*** PROVIDED MATERIAL Section Begins ***

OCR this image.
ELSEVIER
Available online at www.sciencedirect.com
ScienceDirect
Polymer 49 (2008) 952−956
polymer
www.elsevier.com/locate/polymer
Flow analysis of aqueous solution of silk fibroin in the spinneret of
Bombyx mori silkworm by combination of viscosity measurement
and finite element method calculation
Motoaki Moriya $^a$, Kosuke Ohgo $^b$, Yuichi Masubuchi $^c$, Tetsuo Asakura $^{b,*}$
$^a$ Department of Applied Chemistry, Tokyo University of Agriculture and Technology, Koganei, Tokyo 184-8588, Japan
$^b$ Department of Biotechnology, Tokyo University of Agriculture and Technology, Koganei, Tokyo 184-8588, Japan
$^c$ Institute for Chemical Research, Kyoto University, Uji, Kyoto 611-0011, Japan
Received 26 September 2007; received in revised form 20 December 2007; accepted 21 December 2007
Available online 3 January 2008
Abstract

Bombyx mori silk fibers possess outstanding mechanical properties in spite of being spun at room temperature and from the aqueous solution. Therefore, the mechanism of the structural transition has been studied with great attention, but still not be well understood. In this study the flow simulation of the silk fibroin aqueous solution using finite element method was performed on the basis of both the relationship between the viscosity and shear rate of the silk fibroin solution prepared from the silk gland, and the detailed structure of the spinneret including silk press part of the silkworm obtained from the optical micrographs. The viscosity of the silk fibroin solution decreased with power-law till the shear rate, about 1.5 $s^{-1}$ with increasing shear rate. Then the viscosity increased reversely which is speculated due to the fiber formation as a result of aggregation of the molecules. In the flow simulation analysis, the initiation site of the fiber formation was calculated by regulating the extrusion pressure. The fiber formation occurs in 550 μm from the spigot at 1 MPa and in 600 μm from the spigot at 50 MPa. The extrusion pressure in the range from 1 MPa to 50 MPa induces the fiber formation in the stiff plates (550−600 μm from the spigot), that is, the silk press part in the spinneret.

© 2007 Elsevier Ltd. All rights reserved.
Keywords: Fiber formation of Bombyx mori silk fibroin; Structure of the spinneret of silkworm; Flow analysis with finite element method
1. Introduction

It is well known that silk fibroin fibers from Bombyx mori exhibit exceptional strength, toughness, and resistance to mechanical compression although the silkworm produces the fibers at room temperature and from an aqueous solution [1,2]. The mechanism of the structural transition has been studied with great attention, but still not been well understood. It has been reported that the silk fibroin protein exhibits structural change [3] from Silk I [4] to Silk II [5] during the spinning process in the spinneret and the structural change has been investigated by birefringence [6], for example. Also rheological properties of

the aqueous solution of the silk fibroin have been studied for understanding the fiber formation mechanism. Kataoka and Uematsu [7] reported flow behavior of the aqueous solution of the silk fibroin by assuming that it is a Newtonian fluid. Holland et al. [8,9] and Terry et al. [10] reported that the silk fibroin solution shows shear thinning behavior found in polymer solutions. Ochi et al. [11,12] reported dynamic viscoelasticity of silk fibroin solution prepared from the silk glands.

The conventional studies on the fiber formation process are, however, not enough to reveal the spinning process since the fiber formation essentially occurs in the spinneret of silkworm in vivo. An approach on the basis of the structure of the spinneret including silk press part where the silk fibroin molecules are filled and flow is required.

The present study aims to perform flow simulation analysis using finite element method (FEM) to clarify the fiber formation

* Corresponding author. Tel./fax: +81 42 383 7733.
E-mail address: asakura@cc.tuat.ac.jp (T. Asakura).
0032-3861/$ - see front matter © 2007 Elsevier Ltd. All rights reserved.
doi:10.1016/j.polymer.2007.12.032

*** PROVIDED MATERIAL Section Ends ***

*YOUR GOAL*. The required output is all of the material, word for word.

*WRITTEN SOLUTION*.
OCR this image.
ELSEVIER
Available online at www.sciencedirect.com
ScienceDirect
Polymer 49 (2008) 952−956
polymer
www.elsevier.com/locate/polymer
Flow analysis of aqueous solution of silk fibroin in the spinneret of
Bombyx mori silkworm by combination of viscosity measurement
and finite element method calculation
Motoaki Moriya $^a$, Kosuke Ohgo $^b$, Yuichi Masubuchi $^c$, Tetsuo Asakura $^{b,*}$
$^a$ Department of Applied Chemistry, Tokyo University of Agriculture and Technology, Koganei, Tokyo 184-8588, Japan
$^b$ Department of Biotechnology, Tokyo University of Agriculture and Technology, Koganei, Tokyo 184-8588, Japan
$^c$ Institute for Chemical Research, Kyoto University, Uji, Kyoto 611-0011, Japan
Received 26 September 2007; received in revised form 20 December 2007; accepted 21 December 2007
Available online 3 January 2008
Abstract

Bombyx mori silk fibers possess outstanding mechanical properties in spite of being spun at room temperature and from the aqueous solution. Therefore, the mechanism of the structural transition has been studied with great attention, but still not be well understood. In this study the flow simulation of the silk fibroin aqueous solution using finite element method was performed on the basis of both the relationship between the viscosity and shear rate of the silk fibroin solution prepared from the silk gland, and the detailed structure of the spinneret including silk press part of the silkworm obtained from the optical micrographs. The viscosity of the silk fibroin solution decreased with power-law till the shear rate, about 1.5 $s^{-1}$ with increasing shear rate. Then the viscosity increased reversely which is speculated due to the fiber formation as a result of aggregation of the molecules. In the flow simulation analysis, the initiation site of the fiber formation was calculated by regulating the extrusion pressure. The fiber formation occurs in 550 μm from the spigot at 1 MPa and in 600 μm from the spigot at 50 MPa. The extrusion pressure in the range from 1 MPa to 50 MPa induces the fiber formation in the stiff plates (550−600 μm from the spigot), that is, the silk press part in the spinneret.

© 2007 Elsevier Ltd. All rights reserved.
Keywords: Fiber formation of Bombyx mori silk fibroin; Structure of the spinneret of silkworm; Flow analysis with finite element method
1. Introduction

It is well known that silk fibroin fibers from Bombyx mori exhibit exceptional strength, toughness, and resistance to mechanical compression although the silkworm produces the fibers at room temperature and from an aqueous solution [1,2]. The mechanism of the structural transition has been studied with great attention, but still not been well understood. It has been reported that the silk fibroin protein exhibits structural change [3] from Silk I [4] to Silk II [5] during the spinning process in the spinneret and the structural change has been investigated by birefringence [6], for example. Also rheological properties of

the aqueous solution of the silk fibroin have been studied for understanding the fiber formation mechanism. Kataoka and Uematsu [7] reported flow behavior of the aqueous solution of the silk fibroin by assuming that it is a Newtonian fluid. Holland et al. [8,9] and Terry et al. [10] reported that the silk fibroin solution shows shear thinning behavior found in polymer solutions. Ochi et al. [11,12] reported dynamic viscoelasticity of silk fibroin solution prepared from the silk glands.

The conventional studies on the fiber formation process are, however, not enough to reveal the spinning process since the fiber formation essentially occurs in the spinneret of silkworm in vivo. An approach on the basis of the structure of the spinneret including silk press part where the silk fibroin molecules are filled and flow is required.

The present study aims to perform flow simulation analysis using finite element method (FEM) to clarify the fiber formation

* Corresponding author. Tel./fax: +81 42 383 7733.
E-mail address: asakura@cc.tuat.ac.jp (T. Asakura).
0032-3861/$ - see front matter © 2007 Elsevier Ltd. All rights reserved.
doi:10.1016/j.polymer.2007.12.032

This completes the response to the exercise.